## Prompt
All entries are to be given again verbatim.

## Records shown

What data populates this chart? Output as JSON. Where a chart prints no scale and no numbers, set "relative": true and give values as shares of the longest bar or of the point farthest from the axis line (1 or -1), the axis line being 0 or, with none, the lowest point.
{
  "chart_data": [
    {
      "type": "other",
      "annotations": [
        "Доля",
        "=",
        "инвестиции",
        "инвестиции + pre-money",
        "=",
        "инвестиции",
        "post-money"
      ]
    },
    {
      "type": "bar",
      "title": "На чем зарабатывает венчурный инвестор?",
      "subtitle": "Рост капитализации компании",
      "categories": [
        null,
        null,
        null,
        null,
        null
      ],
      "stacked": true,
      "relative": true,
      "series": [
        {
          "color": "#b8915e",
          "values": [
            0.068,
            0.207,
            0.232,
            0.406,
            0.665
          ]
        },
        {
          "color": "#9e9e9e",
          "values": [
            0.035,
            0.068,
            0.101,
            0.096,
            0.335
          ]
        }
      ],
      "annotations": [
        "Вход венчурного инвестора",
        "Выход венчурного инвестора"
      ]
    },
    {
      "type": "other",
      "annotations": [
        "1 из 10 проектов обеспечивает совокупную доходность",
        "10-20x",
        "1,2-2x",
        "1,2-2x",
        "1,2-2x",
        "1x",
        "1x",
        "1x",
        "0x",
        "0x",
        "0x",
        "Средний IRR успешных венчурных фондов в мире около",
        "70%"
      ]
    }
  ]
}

## Written solution
What data populates this chart? Output as JSON. Where a chart prints no scale and no numbers, set "relative": true and give values as shares of the longest bar or of the point farthest from the axis line (1 or -1), the axis line being 0 or, with none, the lowest point.
{
  "chart_data": [
    {
      "type": "other",
      "annotations": [
        "Доля",
        "=",
        "инвестиции",
        "инвестиции + pre-money",
        "=",
        "инвестиции",
        "post-money"
      ]
    },
    {
      "type": "bar",
      "title": "На чем зарабатывает венчурный инвестор?",
      "subtitle": "Рост капитализации компании",
      "categories": [
        null,
        null,
        null,
        null,
        null
      ],
      "stacked": true,
      "relative": true,
      "series": [
        {
          "color": "#b8915e",
          "values": [
            0.068,
            0.207,
            0.232,
            0.406,
            0.665
          ]
        },
        {
          "color": "#9e9e9e",
          "values": [
            0.035,
            0.068,
            0.101,
            0.096,
            0.335
          ]
        }
      ],
      "annotations": [
        "Вход венчурного инвестора",
        "Выход венчурного инвестора"
      ]
    },
    {
      "type": "other",
      "annotations": [
        "1 из 10 проектов обеспечивает совокупную доходность",
        "10-20x",
        "1,2-2x",
        "1,2-2x",
        "1,2-2x",
        "1x",
        "1x",
        "1x",
        "0x",
        "0x",
        "0x",
        "Средний IRR успешных венчурных фондов в мире около",
        "70%"
      ]
    }
  ]
}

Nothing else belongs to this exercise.